(Coordinate annotation records)
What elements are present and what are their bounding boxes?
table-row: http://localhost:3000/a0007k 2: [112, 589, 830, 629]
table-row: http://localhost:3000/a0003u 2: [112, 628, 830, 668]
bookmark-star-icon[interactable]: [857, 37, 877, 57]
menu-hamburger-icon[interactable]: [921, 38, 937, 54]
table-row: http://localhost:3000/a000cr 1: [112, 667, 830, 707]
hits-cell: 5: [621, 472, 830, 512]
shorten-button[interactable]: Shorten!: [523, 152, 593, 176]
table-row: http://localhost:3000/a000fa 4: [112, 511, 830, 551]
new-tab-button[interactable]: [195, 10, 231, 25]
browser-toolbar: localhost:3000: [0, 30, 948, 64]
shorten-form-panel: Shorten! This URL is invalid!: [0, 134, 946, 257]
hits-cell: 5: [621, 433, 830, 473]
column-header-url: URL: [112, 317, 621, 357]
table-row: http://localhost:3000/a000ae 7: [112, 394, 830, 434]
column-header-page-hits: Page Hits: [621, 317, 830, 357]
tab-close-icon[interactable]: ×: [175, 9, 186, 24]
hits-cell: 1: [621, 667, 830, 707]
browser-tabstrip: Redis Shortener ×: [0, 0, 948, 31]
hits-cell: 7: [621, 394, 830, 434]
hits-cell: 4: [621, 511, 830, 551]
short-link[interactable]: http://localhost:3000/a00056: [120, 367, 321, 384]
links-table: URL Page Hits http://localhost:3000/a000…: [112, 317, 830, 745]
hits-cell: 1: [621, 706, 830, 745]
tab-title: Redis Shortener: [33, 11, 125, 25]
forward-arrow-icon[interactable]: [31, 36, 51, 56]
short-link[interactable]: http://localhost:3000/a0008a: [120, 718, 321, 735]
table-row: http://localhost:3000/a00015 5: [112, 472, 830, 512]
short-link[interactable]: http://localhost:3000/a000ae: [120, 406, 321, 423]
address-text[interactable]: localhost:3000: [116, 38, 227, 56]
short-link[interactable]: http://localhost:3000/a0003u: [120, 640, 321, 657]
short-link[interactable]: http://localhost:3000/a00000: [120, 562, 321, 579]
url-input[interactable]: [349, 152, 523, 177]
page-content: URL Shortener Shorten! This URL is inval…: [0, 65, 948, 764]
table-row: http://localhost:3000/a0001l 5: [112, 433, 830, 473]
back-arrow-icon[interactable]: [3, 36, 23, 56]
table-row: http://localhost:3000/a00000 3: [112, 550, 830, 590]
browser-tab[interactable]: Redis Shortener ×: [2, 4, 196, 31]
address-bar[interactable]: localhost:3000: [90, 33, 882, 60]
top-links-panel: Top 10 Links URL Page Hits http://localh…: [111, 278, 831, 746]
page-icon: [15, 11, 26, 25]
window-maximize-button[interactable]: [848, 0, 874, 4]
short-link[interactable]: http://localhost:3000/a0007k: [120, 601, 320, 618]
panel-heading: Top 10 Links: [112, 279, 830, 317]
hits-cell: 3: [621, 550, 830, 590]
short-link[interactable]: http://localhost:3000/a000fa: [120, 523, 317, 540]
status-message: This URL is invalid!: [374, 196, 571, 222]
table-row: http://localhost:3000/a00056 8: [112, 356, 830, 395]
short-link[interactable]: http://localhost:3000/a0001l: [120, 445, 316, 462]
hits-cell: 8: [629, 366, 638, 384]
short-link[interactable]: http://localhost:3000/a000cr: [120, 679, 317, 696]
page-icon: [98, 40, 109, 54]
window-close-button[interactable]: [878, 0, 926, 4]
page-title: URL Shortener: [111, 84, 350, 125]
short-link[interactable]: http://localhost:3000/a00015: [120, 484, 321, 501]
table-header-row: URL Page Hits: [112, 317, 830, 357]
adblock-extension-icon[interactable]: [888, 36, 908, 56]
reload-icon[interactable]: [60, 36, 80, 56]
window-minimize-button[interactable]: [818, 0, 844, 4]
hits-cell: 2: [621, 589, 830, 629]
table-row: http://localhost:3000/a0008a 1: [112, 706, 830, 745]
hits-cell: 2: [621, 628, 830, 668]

→ **Work to be completed**: Lay out every line of the items above as a Markdown table with the columns Row and Line, numbering the rows and skipping blank lines.

→ **Right answer**:
| Row | Line |
|---|---|
| 1 | What elements are present and what are their bounding boxes? |
| 2 | table-row: http://localhost:3000/a0007k 2: [112, 589, 830, 629] |
| 3 | table-row: http://localhost:3000/a0003u 2: [112, 628, 830, 668] |
| 4 | bookmark-star-icon[interactable]: [857, 37, 877, 57] |
| 5 | menu-hamburger-icon[interactable]: [921, 38, 937, 54] |
| 6 | table-row: http://localhost:3000/a000cr 1: [112, 667, 830, 707] |
| 7 | hits-cell: 5: [621, 472, 830, 512] |
| 8 | shorten-button[interactable]: Shorten!: [523, 152, 593, 176] |
| 9 | table-row: http://localhost:3000/a000fa 4: [112, 511, 830, 551] |
| 10 | new-tab-button[interactable]: [195, 10, 231, 25] |
| 11 | browser-toolbar: localhost:3000: [0, 30, 948, 64] |
| 12 | shorten-form-panel: Shorten! This URL is invalid!: [0, 134, 946, 257] |
| 13 | hits-cell: 5: [621, 433, 830, 473] |
| 14 | column-header-url: URL: [112, 317, 621, 357] |
| 15 | table-row: http://localhost:3000/a000ae 7: [112, 394, 830, 434] |
| 16 | column-header-page-hits: Page Hits: [621, 317, 830, 357] |
| 17 | tab-close-icon[interactable]: ×: [175, 9, 186, 24] |
| 18 | hits-cell: 1: [621, 667, 830, 707] |
| 19 | browser-tabstrip: Redis Shortener ×: [0, 0, 948, 31] |
| 20 | hits-cell: 7: [621, 394, 830, 434] |
| 21 | hits-cell: 4: [621, 511, 830, 551] |
| 22 | short-link[interactable]: http://localhost:3000/a00056: [120, 367, 321, 384] |
| 23 | links-table: URL Page Hits http://localhost:3000/a000…: [112, 317, 830, 745] |
| 24 | hits-cell: 1: [621, 706, 830, 745] |
| 25 | tab-title: Redis Shortener: [33, 11, 125, 25] |
| 26 | forward-arrow-icon[interactable]: [31, 36, 51, 56] |
| 27 | short-link[interactable]: http://localhost:3000/a0008a: [120, 718, 321, 735] |
| 28 | table-row: http://localhost:3000/a00015 5: [112, 472, 830, 512] |
| 29 | short-link[interactable]: http://localhost:3000/a000ae: [120, 406, 321, 423] |
| 30 | address-text[interactable]: localhost:3000: [116, 38, 227, 56] |
| 31 | short-link[interactable]: http://localhost:3000/a0003u: [120, 640, 321, 657] |
| 32 | short-link[interactable]: http://localhost:3000/a00000: [120, 562, 321, 579] |
| 33 | url-input[interactable]: [349, 152, 523, 177] |
| 34 | page-content: URL Shortener Shorten! This URL is inval…: [0, 65, 948, 764] |
| 35 | table-row: http://localhost:3000/a0001l 5: [112, 433, 830, 473] |
| 36 | back-arrow-icon[interactable]: [3, 36, 23, 56] |
| 37 | table-row: http://localhost:3000/a00000 3: [112, 550, 830, 590] |
| 38 | browser-tab[interactable]: Redis Shortener ×: [2, 4, 196, 31] |
| 39 | address-bar[interactable]: localhost:3000: [90, 33, 882, 60] |
| 40 | top-links-panel: Top 10 Links URL Page Hits http://localh…: [111, 278, 831, 746] |
| 41 | page-icon: [15, 11, 26, 25] |
| 42 | window-maximize-button[interactable]: [848, 0, 874, 4] |
| 43 | short-link[interactable]: http://localhost:3000/a0007k: [120, 601, 320, 618] |
| 44 | panel-heading: Top 10 Links: [112, 279, 830, 317] |
| 45 | hits-cell: 3: [621, 550, 830, 590] |
| 46 | short-link[interactable]: http://localhost:3000/a000fa: [120, 523, 317, 540] |
| 47 | status-message: This URL is invalid!: [374, 196, 571, 222] |
| 48 | table-row: http://localhost:3000/a00056 8: [112, 356, 830, 395] |
| 49 | short-link[interactable]: http://localhost:3000/a0001l: [120, 445, 316, 462] |
| 50 | hits-cell: 8: [629, 366, 638, 384] |
| 51 | short-link[interactable]: http://localhost:3000/a000cr: [120, 679, 317, 696] |
| 52 | page-icon: [98, 40, 109, 54] |
| 53 | window-close-button[interactable]: [878, 0, 926, 4] |
| 54 | page-title: URL Shortener: [111, 84, 350, 125] |
| 55 | short-link[interactable]: http://localhost:3000/a00015: [120, 484, 321, 501] |
| 56 | table-header-row: URL Page Hits: [112, 317, 830, 357] |
| 57 | adblock-extension-icon[interactable]: [888, 36, 908, 56] |
| 58 | reload-icon[interactable]: [60, 36, 80, 56] |
| 59 | window-minimize-button[interactable]: [818, 0, 844, 4] |
| 60 | hits-cell: 2: [621, 589, 830, 629] |
| 61 | table-row: http://localhost:3000/a0008a 1: [112, 706, 830, 745] |
| 62 | hits-cell: 2: [621, 628, 830, 668] |